» **Required action A**
Answer these from the excerpt on transgenic rice:
(i) What pretreatment came before enzymatic hydrolysis?
(ii) Which transgenic plants were slightly shorter than WT?
(iii) How long did the field experiments run?
» **Required action B**
Based on the excerpt on transgenic rice, is each statement true? Answer yes or no, and quote the words that decide it.
(i) The OsGH9B3 transgenic lines were shorter than WT.
(ii) The transgenic plants had breaking and extension forces similar to WT.
(iii) Line #1-2 of the OsGH9B1 transgenic plant showed a slight reduction in total dry weight.
» **Required action C**
List every reference to a figure panel in the excerpt on transgenic rice.

Document excerpt START

Bioethanol productivity by yeast fermentation using total sugars released from enzymatic hydrolysis after 0.5% NaOH pretreatment as substrates in the transgenic lines. a Bioethanol yields (g/g % dry matter). b Sugar–ethanol conversion rates. Student’s t-test performed for WT and transgenic plants as **p < 0.01
Slightly affected plant growth and unaltered mechanical strength in transgenic plants
In the 2-year field experiments, we observed small changes in plant growth and development in all transgenic lines, with the two representative plants shown in Fig. 5a. Compared with WT, the OsGH9B1 transgenic plants were slightly shorter, while the plant height of the OsGH9B3 transgenic lines remained unchanged (Fig. 5b). The breaking force and extension force are two major typical parameters accounting for plant mechanical strength [31,32,33]. The breaking and extension forces of OsGH9B1 and OsGH9B3 transgenic plants were found to be similar to those of WT (Fig. 5c). Meanwhile, the total dry weight of the transgenic rice plants showed no significant difference from the WT, except the line #1-2 of OsGH9B1 transgenic plant showed a slight reduction (Fig. 5d). Hence, overexpressions of OsGH9B1 and OsGH9B3 only resulted in a slight impact on plant growth and mechanical strength in the transgenic rice plants.

Document excerpt END
Supplied material START

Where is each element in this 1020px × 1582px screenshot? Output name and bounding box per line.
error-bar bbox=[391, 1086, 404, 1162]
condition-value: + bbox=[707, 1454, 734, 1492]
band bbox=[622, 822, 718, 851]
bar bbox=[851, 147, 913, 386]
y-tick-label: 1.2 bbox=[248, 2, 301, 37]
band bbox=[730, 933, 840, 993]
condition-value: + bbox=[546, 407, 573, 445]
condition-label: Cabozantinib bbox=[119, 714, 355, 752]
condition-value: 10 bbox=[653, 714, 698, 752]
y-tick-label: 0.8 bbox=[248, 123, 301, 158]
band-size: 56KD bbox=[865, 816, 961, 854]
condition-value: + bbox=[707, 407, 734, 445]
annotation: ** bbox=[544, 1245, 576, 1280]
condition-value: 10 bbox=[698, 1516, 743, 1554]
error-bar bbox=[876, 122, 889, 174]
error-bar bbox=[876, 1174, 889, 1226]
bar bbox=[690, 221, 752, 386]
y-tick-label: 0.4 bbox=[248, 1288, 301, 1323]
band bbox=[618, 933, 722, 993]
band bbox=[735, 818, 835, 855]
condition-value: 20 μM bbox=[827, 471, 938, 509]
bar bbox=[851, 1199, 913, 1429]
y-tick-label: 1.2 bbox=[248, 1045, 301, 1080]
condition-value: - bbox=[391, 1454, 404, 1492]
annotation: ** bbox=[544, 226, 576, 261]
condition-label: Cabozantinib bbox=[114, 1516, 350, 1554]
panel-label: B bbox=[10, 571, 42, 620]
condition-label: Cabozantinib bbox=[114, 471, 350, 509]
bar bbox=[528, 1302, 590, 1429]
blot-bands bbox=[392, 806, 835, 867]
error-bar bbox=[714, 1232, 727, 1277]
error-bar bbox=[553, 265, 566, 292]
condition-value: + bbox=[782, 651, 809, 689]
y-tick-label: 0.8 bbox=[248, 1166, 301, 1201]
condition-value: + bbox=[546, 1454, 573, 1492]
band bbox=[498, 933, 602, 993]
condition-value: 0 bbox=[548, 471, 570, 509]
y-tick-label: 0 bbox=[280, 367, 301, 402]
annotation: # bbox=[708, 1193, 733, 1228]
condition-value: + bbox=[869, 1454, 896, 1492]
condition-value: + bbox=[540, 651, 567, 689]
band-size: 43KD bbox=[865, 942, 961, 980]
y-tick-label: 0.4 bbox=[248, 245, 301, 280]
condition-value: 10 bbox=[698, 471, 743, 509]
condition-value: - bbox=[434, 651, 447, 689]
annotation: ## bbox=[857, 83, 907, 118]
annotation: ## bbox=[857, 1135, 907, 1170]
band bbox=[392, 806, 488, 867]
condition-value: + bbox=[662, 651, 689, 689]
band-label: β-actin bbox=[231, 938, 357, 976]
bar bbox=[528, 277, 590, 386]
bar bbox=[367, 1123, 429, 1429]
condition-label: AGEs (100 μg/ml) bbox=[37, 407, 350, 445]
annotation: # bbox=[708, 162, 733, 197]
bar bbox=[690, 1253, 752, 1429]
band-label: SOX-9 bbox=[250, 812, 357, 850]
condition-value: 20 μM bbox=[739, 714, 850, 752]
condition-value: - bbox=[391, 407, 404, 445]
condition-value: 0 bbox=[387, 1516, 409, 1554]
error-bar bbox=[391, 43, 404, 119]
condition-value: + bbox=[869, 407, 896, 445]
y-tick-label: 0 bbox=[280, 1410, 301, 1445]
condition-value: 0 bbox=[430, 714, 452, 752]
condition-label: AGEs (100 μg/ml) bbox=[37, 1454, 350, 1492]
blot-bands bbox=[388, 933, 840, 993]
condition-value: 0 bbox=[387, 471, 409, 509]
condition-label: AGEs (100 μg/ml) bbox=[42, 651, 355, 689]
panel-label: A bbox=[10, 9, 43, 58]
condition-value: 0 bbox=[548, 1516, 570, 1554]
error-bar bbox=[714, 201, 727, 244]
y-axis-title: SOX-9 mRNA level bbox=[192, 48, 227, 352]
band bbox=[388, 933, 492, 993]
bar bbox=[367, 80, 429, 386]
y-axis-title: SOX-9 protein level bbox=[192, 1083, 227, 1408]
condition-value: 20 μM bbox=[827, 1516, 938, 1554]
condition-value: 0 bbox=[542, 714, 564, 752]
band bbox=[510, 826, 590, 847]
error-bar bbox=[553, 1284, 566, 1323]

Supplied material END

» **Worked solution A**
(i) 0.5% NaOH pretreatment
(ii) The OsGH9B1 transgenic plants
(iii) 2 years

» **Worked solution B**
(i) No: "the plant height of the OsGH9B3 transgenic lines remained unchanged"
(ii) Yes: "The breaking and extension forces of OsGH9B1 and OsGH9B3 transgenic plants were found to be similar to those of WT"
(iii) Yes: "except the line #1-2 of OsGH9B1 transgenic plant showed a slight reduction"

» **Worked solution C**
Fig. 5a, Fig. 5b, Fig. 5c, Fig. 5d